Stored entries
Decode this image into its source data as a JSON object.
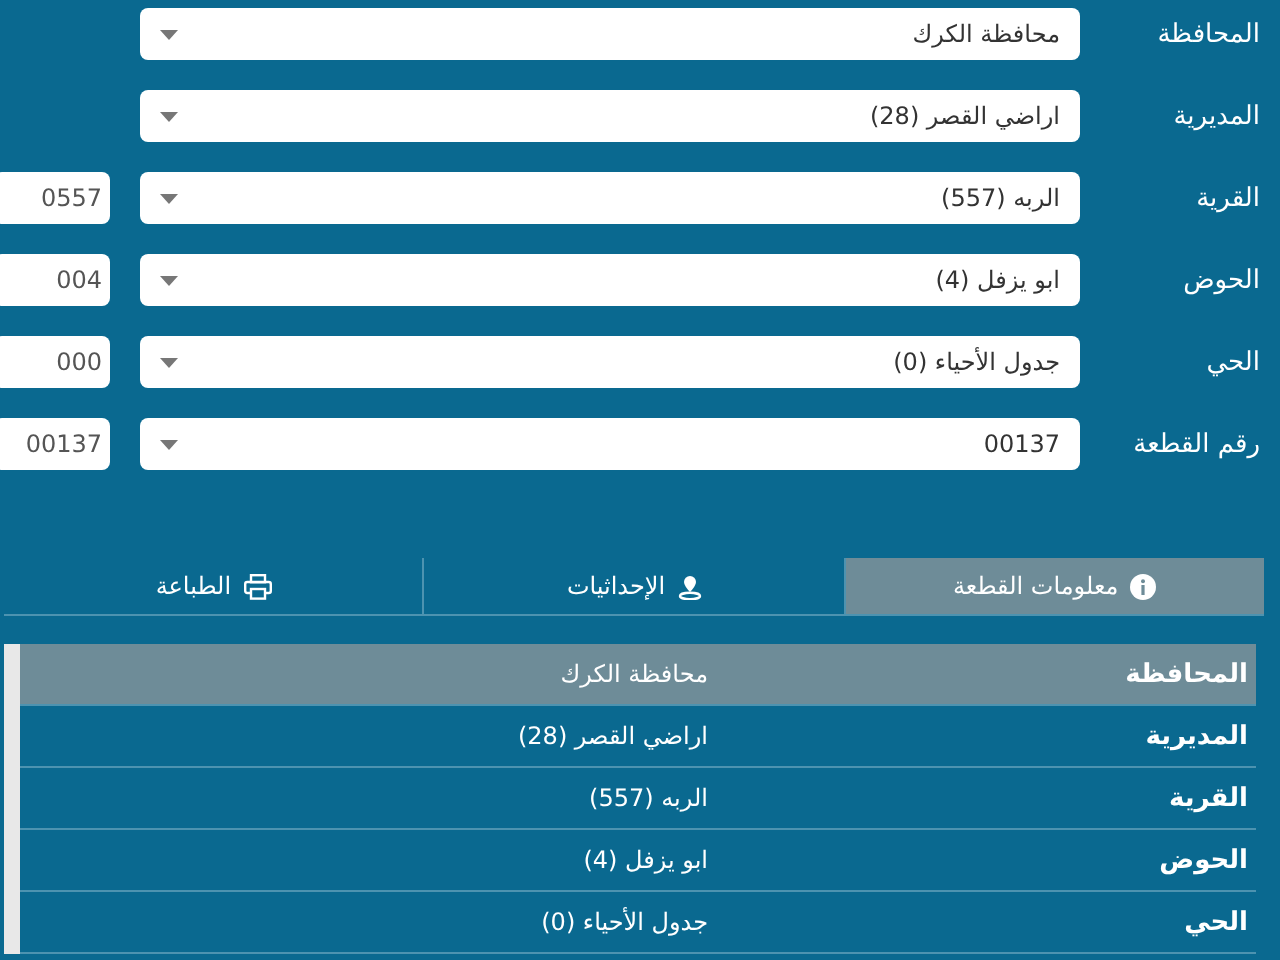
{
  "form": [
    {
      "label": "المحافظة",
      "value": "محافظة الكرك"
    },
    {
      "label": "المديرية",
      "value": "اراضي القصر (28)"
    },
    {
      "label": "القرية",
      "value": "الربه (557)",
      "code": "0557"
    },
    {
      "label": "الحوض",
      "value": "ابو يزفل (4)",
      "code": "004"
    },
    {
      "label": "الحي",
      "value": "جدول الأحياء (0)",
      "code": "000"
    },
    {
      "label": "رقم القطعة",
      "value": "00137",
      "code": "00137"
    }
  ],
  "tabs": [
    {
      "label": "معلومات القطعة",
      "kind": "info",
      "selected": true
    },
    {
      "label": "الإحداثيات",
      "kind": "location",
      "selected": false
    },
    {
      "label": "الطباعة",
      "kind": "print",
      "selected": false
    }
  ],
  "info_rows": [
    {
      "label": "المحافظة",
      "value": "محافظة الكرك",
      "selected": true
    },
    {
      "label": "المديرية",
      "value": "اراضي القصر (28)",
      "selected": false
    },
    {
      "label": "القرية",
      "value": "الربه (557)",
      "selected": false
    },
    {
      "label": "الحوض",
      "value": "ابو يزفل (4)",
      "selected": false
    },
    {
      "label": "الحي",
      "value": "جدول الأحياء (0)",
      "selected": false
    }
  ]
}
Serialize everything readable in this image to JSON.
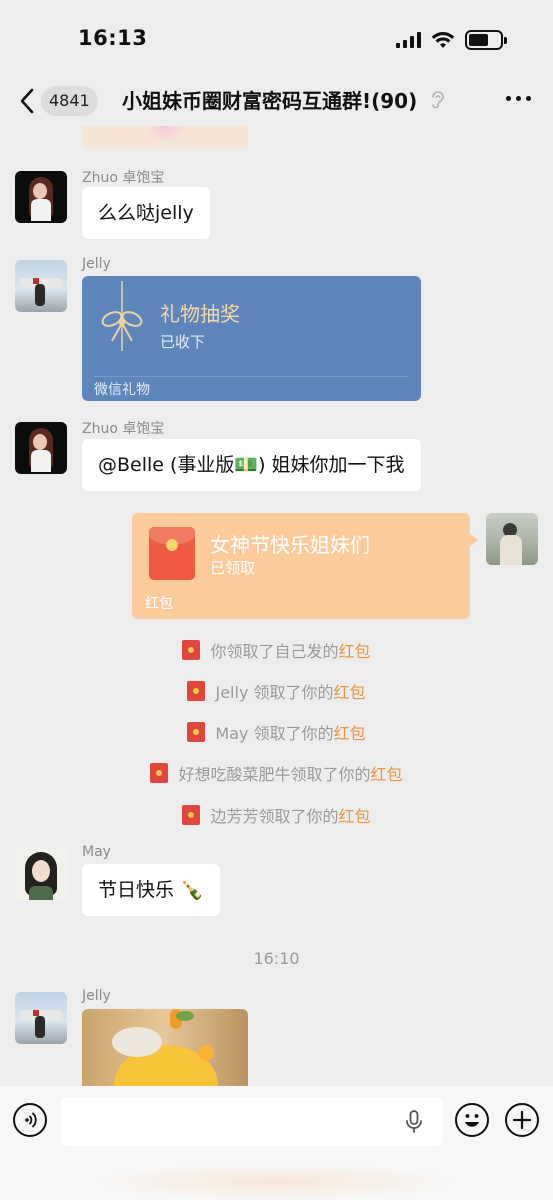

== What is required ==
Return the entries unchanged, save for the pictures, which do not belong in the copy.

== Task result ==
Decode this image into its source data as a JSON object.
{
  "form": [
    {
      "label": "المحافظة",
      "value": "محافظة الكرك"
    },
    {
      "label": "المديرية",
      "value": "اراضي القصر (28)"
    },
    {
      "label": "القرية",
      "value": "الربه (557)",
      "code": "0557"
    },
    {
      "label": "الحوض",
      "value": "ابو يزفل (4)",
      "code": "004"
    },
    {
      "label": "الحي",
      "value": "جدول الأحياء (0)",
      "code": "000"
    },
    {
      "label": "رقم القطعة",
      "value": "00137",
      "code": "00137"
    }
  ],
  "tabs": [
    {
      "label": "معلومات القطعة",
      "kind": "info",
      "selected": true
    },
    {
      "label": "الإحداثيات",
      "kind": "location",
      "selected": false
    },
    {
      "label": "الطباعة",
      "kind": "print",
      "selected": false
    }
  ],
  "info_rows": [
    {
      "label": "المحافظة",
      "value": "محافظة الكرك",
      "selected": true
    },
    {
      "label": "المديرية",
      "value": "اراضي القصر (28)",
      "selected": false
    },
    {
      "label": "القرية",
      "value": "الربه (557)",
      "selected": false
    },
    {
      "label": "الحوض",
      "value": "ابو يزفل (4)",
      "selected": false
    },
    {
      "label": "الحي",
      "value": "جدول الأحياء (0)",
      "selected": false
    }
  ]
}
Serialize everything readable in this image to JSON.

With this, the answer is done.